What the task asks: Write out the records word for word, with no pictures.

(Items from a dataset)
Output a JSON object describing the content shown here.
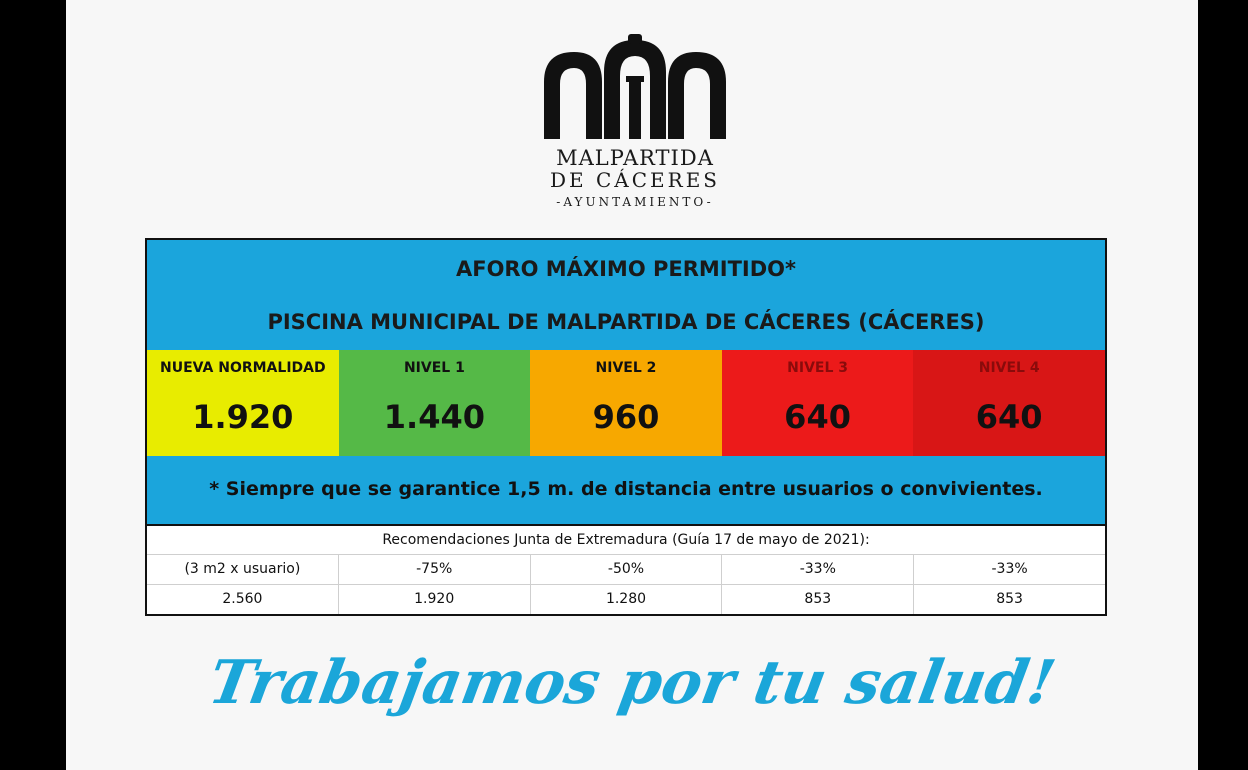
{
  "logo": {
    "line1": "MALPARTIDA",
    "line2": "DE CÁCERES",
    "line3": "-AYUNTAMIENTO-",
    "icon": "arches-emblem-icon"
  },
  "table": {
    "title": "AFORO MÁXIMO PERMITIDO*",
    "subtitle": "PISCINA MUNICIPAL DE MALPARTIDA DE CÁCERES (CÁCERES)",
    "levels": [
      {
        "name": "NUEVA NORMALIDAD",
        "value": "1.920",
        "bg": "#e8ec00",
        "name_color": "#111111"
      },
      {
        "name": "NIVEL 1",
        "value": "1.440",
        "bg": "#55b947",
        "name_color": "#111111"
      },
      {
        "name": "NIVEL 2",
        "value": "960",
        "bg": "#f7a800",
        "name_color": "#111111"
      },
      {
        "name": "NIVEL 3",
        "value": "640",
        "bg": "#ec1a1a",
        "name_color": "#8a0b0b"
      },
      {
        "name": "NIVEL 4",
        "value": "640",
        "bg": "#d81616",
        "name_color": "#8a0b0b"
      }
    ],
    "note": "* Siempre que se garantice 1,5 m. de distancia entre usuarios o convivientes.",
    "recommendations_title": "Recomendaciones Junta de Extremadura (Guía 17 de mayo de 2021):",
    "rec_rows": [
      [
        "(3 m2 x usuario)",
        "-75%",
        "-50%",
        "-33%",
        "-33%"
      ],
      [
        "2.560",
        "1.920",
        "1.280",
        "853",
        "853"
      ]
    ]
  },
  "slogan": "Trabajamos por tu salud!",
  "colors": {
    "band_blue": "#1ba5dc",
    "slogan_blue": "#1ba6d9"
  }
}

Final answer:
Output a JSON object describing the content shown here.
{
  "logo": {
    "line1": "MALPARTIDA",
    "line2": "DE CÁCERES",
    "line3": "-AYUNTAMIENTO-",
    "icon": "arches-emblem-icon"
  },
  "table": {
    "title": "AFORO MÁXIMO PERMITIDO*",
    "subtitle": "PISCINA MUNICIPAL DE MALPARTIDA DE CÁCERES (CÁCERES)",
    "levels": [
      {
        "name": "NUEVA NORMALIDAD",
        "value": "1.920",
        "bg": "#e8ec00",
        "name_color": "#111111"
      },
      {
        "name": "NIVEL 1",
        "value": "1.440",
        "bg": "#55b947",
        "name_color": "#111111"
      },
      {
        "name": "NIVEL 2",
        "value": "960",
        "bg": "#f7a800",
        "name_color": "#111111"
      },
      {
        "name": "NIVEL 3",
        "value": "640",
        "bg": "#ec1a1a",
        "name_color": "#8a0b0b"
      },
      {
        "name": "NIVEL 4",
        "value": "640",
        "bg": "#d81616",
        "name_color": "#8a0b0b"
      }
    ],
    "note": "* Siempre que se garantice 1,5 m. de distancia entre usuarios o convivientes.",
    "recommendations_title": "Recomendaciones Junta de Extremadura (Guía 17 de mayo de 2021):",
    "rec_rows": [
      [
        "(3 m2 x usuario)",
        "-75%",
        "-50%",
        "-33%",
        "-33%"
      ],
      [
        "2.560",
        "1.920",
        "1.280",
        "853",
        "853"
      ]
    ]
  },
  "slogan": "Trabajamos por tu salud!",
  "colors": {
    "band_blue": "#1ba5dc",
    "slogan_blue": "#1ba6d9"
  }
}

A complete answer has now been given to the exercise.